Stored entries:
════════════════

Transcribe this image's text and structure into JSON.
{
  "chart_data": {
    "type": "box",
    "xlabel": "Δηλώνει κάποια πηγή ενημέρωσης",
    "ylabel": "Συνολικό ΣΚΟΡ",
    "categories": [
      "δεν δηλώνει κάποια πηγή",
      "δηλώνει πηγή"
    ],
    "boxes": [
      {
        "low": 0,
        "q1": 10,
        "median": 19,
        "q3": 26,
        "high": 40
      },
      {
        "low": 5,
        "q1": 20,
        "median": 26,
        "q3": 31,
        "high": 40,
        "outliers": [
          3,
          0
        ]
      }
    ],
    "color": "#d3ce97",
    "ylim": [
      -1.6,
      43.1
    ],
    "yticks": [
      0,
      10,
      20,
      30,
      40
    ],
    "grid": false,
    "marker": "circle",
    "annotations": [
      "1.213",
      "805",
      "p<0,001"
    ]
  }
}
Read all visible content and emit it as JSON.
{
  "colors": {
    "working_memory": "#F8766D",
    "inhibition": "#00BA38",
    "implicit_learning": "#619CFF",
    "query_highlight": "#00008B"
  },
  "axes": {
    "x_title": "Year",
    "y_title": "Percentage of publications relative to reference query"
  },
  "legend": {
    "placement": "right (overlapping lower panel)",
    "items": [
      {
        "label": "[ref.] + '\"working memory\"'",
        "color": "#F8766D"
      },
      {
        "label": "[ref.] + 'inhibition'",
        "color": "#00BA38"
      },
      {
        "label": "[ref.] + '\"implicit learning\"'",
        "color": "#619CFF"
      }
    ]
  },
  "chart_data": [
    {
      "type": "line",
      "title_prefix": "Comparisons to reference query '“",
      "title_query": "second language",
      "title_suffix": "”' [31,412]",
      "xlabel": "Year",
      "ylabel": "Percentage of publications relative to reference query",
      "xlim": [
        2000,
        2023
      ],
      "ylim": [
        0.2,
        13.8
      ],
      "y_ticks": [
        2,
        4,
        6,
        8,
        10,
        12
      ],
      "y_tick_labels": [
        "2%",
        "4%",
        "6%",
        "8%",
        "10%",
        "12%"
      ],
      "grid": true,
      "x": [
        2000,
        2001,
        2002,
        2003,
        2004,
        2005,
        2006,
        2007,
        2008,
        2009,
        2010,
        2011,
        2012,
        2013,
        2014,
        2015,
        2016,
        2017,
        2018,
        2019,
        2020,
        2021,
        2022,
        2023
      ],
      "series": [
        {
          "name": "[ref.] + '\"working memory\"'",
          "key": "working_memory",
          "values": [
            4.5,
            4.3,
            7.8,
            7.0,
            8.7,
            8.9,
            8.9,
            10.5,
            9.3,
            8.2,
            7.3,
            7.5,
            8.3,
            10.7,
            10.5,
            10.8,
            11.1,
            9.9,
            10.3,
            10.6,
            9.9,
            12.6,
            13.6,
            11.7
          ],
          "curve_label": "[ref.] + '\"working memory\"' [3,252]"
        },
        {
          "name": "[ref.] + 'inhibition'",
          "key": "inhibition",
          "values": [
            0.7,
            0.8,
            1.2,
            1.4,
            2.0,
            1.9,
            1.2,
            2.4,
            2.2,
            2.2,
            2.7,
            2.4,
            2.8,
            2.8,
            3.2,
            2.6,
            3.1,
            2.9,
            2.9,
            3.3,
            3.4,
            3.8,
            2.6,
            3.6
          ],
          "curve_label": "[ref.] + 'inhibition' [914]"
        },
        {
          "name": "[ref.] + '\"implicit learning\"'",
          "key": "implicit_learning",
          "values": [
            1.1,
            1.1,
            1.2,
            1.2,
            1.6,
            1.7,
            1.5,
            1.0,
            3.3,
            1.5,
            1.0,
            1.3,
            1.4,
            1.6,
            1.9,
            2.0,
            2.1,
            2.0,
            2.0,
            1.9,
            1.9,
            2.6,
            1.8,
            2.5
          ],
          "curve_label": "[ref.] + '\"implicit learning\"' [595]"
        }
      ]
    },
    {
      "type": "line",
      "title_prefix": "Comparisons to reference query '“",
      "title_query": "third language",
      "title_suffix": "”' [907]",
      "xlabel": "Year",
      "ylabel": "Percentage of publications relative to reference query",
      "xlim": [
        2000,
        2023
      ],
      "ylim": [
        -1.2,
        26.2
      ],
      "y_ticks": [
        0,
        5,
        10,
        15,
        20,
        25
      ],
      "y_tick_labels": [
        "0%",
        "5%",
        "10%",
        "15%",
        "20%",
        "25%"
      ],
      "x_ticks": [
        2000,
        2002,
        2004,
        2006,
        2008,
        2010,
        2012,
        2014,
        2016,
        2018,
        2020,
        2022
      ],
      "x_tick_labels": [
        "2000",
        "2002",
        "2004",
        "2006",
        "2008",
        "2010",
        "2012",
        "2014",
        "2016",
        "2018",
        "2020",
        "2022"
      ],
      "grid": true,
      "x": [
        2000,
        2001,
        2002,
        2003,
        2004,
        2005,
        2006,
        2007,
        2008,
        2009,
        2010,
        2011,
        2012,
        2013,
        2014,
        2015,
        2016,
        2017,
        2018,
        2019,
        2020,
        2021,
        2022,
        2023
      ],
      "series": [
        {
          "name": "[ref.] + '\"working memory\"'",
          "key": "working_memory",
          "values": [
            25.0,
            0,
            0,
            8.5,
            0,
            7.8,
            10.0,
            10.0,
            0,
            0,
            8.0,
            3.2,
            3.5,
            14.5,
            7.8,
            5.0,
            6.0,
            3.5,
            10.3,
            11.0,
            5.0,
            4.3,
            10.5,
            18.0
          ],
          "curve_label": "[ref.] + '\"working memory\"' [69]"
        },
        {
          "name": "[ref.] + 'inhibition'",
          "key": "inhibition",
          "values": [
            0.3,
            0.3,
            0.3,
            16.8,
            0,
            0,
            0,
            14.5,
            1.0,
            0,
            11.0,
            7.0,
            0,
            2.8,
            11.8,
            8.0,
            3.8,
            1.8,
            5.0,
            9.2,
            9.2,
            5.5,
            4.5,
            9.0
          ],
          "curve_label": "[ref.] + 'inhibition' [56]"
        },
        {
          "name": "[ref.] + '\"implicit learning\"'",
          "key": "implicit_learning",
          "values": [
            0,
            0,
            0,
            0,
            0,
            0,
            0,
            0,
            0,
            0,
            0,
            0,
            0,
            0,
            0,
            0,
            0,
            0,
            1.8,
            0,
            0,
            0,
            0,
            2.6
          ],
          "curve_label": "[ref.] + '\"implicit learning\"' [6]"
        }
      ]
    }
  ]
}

════════════════

REQUEST:
Check each line of the records for the word "κάποια", and show the lines that contain it.

TASK OUTPUT:
    "xlabel": "Δηλώνει κάποια πηγή ενημέρωσης",
      "δεν δηλώνει κάποια πηγή",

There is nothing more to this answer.